--- Start of The data ---

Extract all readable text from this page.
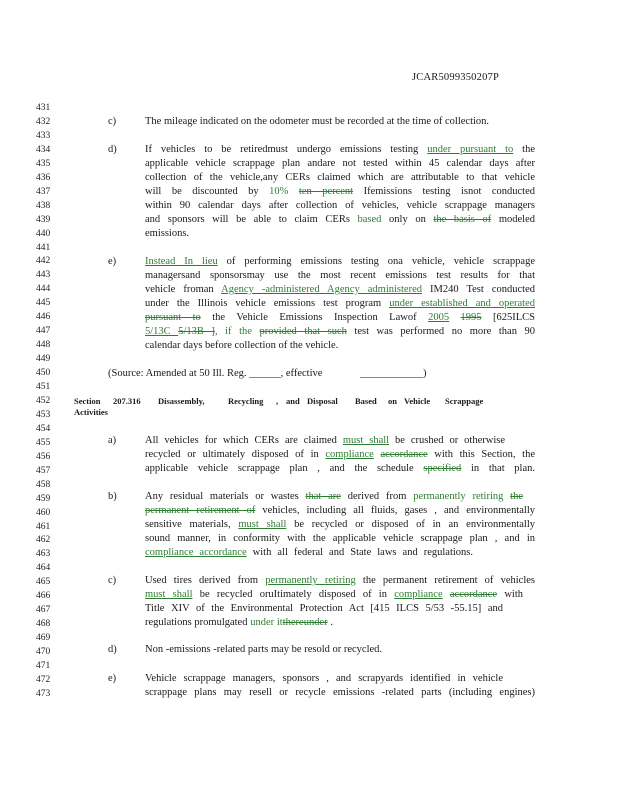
JCAR5099350207P
431
432
433
434
435
436
437
438
439
440
441
442
443
444
445
446
447
448
449
450
451
452
453
454
455
456
457
458
459
460
461
462
463
464
465
466
467
468
469
470
471
472
473
c)	The mileage indicated on the odometer must be recorded at the time of collection.
d)	If vehicles to be retiredmust undergo emissions testing under pursuant to the
applicable vehicle scrappage plan andare not tested within 45 calendar days after
collection of the vehicle,any CERs claimed which are attributable to that vehicle
will be discounted by 10% ten percent Ifemissions testing isnot conducted
within 90 calendar days after collection of vehicles, vehicle scrappage managers
and sponsors will be able to claim CERs based only on the basis of modeled
emissions.
e)	Instead In lieu of performing emissions testing ona vehicle, vehicle scrappage
managersand sponsorsmay use the most recent emissions test results for that
vehicle froman Agency -administered Agency administered IM240 Test conducted
under the Illinois vehicle emissions test program under established and operated
pursuant to the Vehicle Emissions Inspection Lawof 2005 1995 [625ILCS
5/13C 5/13B ], if the provided that such test was performed no more than 90
calendar days before collection of the vehicle.
(Source: Amended at 50 Ill. Reg. ______, effective	____________)
Section 207.316 Disassembly,	Recycling , and Disposal Based on Vehicle Scrappage
Activities
a)	All vehicles for which CERs are claimed must shall be crushed or otherwise
recycled or ultimately disposed of in compliance accordance with this Section, the
applicable vehicle scrappage plan , and the schedule specified in that plan.
b)	Any residual materials or wastes that are derived from permanently retiring the
permanent retirement of vehicles, including all fluids, gases , and environmentally
sensitive materials, must shall be recycled or disposed of in an environmentally
sound manner, in conformity with the applicable vehicle scrappage plan , and in
compliance accordance with all federal and State laws and regulations.
c)	Used tires derived from permanently retiring the permanent retirement of vehicles
must shall be recycled oruItimately disposed of in compliance accordance with
Title XIV of the Environmental Protection Act [415 ILCS 5/53 -55.15] and
regulations promulgated under itthereunder .
d)	Non -emissions -related parts may be resold or recycled.
e)	Vehicle scrappage managers, sponsors , and scrapyards identified in vehicle
scrappage plans may resell or recycle emissions -related parts (including engines)
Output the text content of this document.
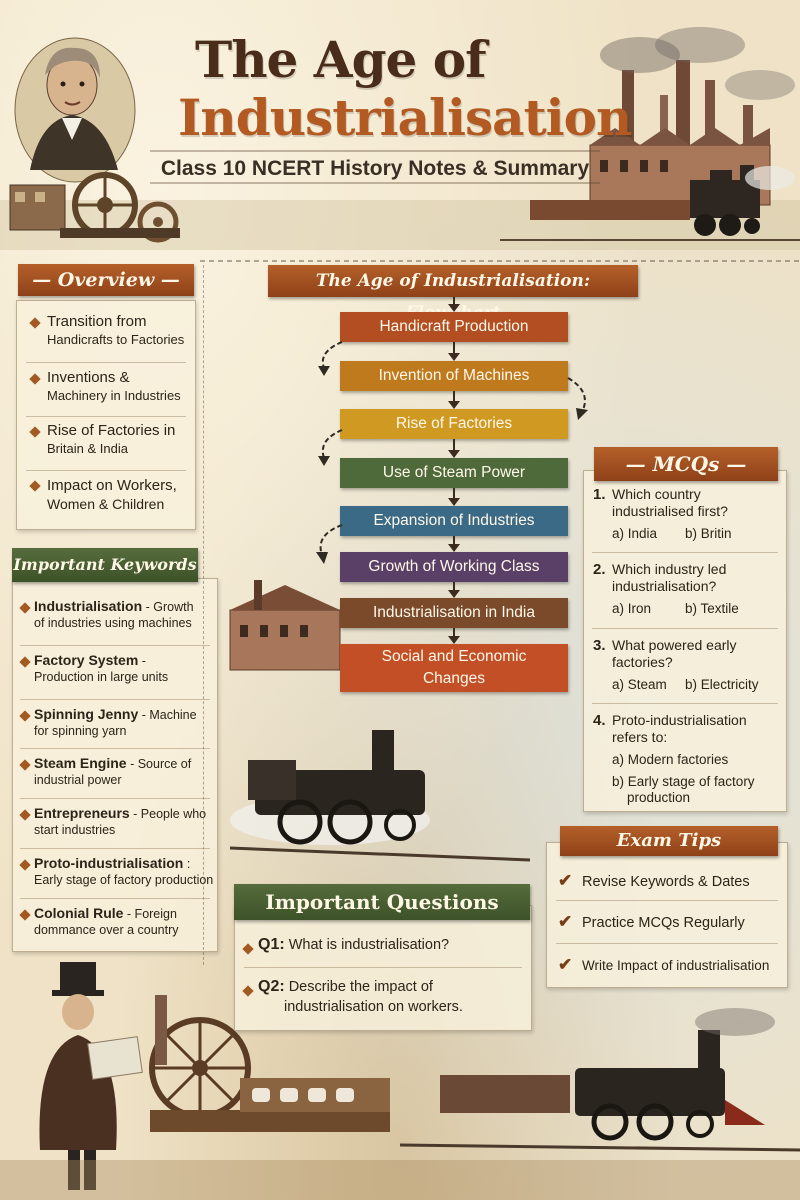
The Age of
Industrialisation
Class 10 NCERT History Notes & Summary
— Overview —
Transition from
Handicrafts to Factories
Inventions &
Machinery in Industries
Rise of Factories in
Britain & India
Impact on Workers,
Women & Children
Important Keywords
Industrialisation - Growth
of industries using machines
Factory System -
Production in large units
Spinning Jenny - Machine
for spinning yarn
Steam Engine - Source of
industrial power
Entrepreneurs - People who
start industries
Proto-industrialisation :
Early stage of factory production
Colonial Rule - Foreign
dommance over a country
The Age of Industrialisation:
Handicraft Production
Invention of Machines
Rise of Factories
Use of Steam Power
Expansion of Industries
Growth of Working Class
Industrialisation in India
Social and Economic
Changes
— MCQs —
1. Which country
industrialised first?
a) India b) Britin
2. Which industry led
industrialisation?
a) Iron	b) Textile
3. What powered early
factories?
a) Steam b) Electricity
4. Proto-industrialisation
refers to:
a) Modern factories
b) Early stage of factory
production
Exam Tips
✔ Revise Keywords & Dates
✔ Practice MCQs Regularly
✔ Write Impact of industrialisation
Important Questions
Q1: What is industrialisation?
Q2: Describe the impact of
industrialisation on workers.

--- End of The data ---

## Direction
Retype all entries exactly as they appear, dropping the images.

## Written solution
Extract all readable text from this page.
JCAR5099350207P
431
432
433
434
435
436
437
438
439
440
441
442
443
444
445
446
447
448
449
450
451
452
453
454
455
456
457
458
459
460
461
462
463
464
465
466
467
468
469
470
471
472
473
c)	The mileage indicated on the odometer must be recorded at the time of collection.
d)	If vehicles to be retiredmust undergo emissions testing under pursuant to the
applicable vehicle scrappage plan andare not tested within 45 calendar days after
collection of the vehicle,any CERs claimed which are attributable to that vehicle
will be discounted by 10% ten percent Ifemissions testing isnot conducted
within 90 calendar days after collection of vehicles, vehicle scrappage managers
and sponsors will be able to claim CERs based only on the basis of modeled
emissions.
e)	Instead In lieu of performing emissions testing ona vehicle, vehicle scrappage
managersand sponsorsmay use the most recent emissions test results for that
vehicle froman Agency -administered Agency administered IM240 Test conducted
under the Illinois vehicle emissions test program under established and operated
pursuant to the Vehicle Emissions Inspection Lawof 2005 1995 [625ILCS
5/13C 5/13B ], if the provided that such test was performed no more than 90
calendar days before collection of the vehicle.
(Source: Amended at 50 Ill. Reg. ______, effective	____________)
Section 207.316 Disassembly,	Recycling , and Disposal Based on Vehicle Scrappage
Activities
a)	All vehicles for which CERs are claimed must shall be crushed or otherwise
recycled or ultimately disposed of in compliance accordance with this Section, the
applicable vehicle scrappage plan , and the schedule specified in that plan.
b)	Any residual materials or wastes that are derived from permanently retiring the
permanent retirement of vehicles, including all fluids, gases , and environmentally
sensitive materials, must shall be recycled or disposed of in an environmentally
sound manner, in conformity with the applicable vehicle scrappage plan , and in
compliance accordance with all federal and State laws and regulations.
c)	Used tires derived from permanently retiring the permanent retirement of vehicles
must shall be recycled oruItimately disposed of in compliance accordance with
Title XIV of the Environmental Protection Act [415 ILCS 5/53 -55.15] and
regulations promulgated under itthereunder .
d)	Non -emissions -related parts may be resold or recycled.
e)	Vehicle scrappage managers, sponsors , and scrapyards identified in vehicle
scrappage plans may resell or recycle emissions -related parts (including engines)
Output the text content of this document.
The Age of
Industrialisation
Class 10 NCERT History Notes & Summary
— Overview —
Transition from
Handicrafts to Factories
Inventions &
Machinery in Industries
Rise of Factories in
Britain & India
Impact on Workers,
Women & Children
Important Keywords
Industrialisation - Growth
of industries using machines
Factory System -
Production in large units
Spinning Jenny - Machine
for spinning yarn
Steam Engine - Source of
industrial power
Entrepreneurs - People who
start industries
Proto-industrialisation :
Early stage of factory production
Colonial Rule - Foreign
dommance over a country
The Age of Industrialisation:
Handicraft Production
Invention of Machines
Rise of Factories
Use of Steam Power
Expansion of Industries
Growth of Working Class
Industrialisation in India
Social and Economic
Changes
— MCQs —
1. Which country
industrialised first?
a) India b) Britin
2. Which industry led
industrialisation?
a) Iron	b) Textile
3. What powered early
factories?
a) Steam b) Electricity
4. Proto-industrialisation
refers to:
a) Modern factories
b) Early stage of factory
production
Exam Tips
✔ Revise Keywords & Dates
✔ Practice MCQs Regularly
✔ Write Impact of industrialisation
Important Questions
Q1: What is industrialisation?
Q2: Describe the impact of
industrialisation on workers.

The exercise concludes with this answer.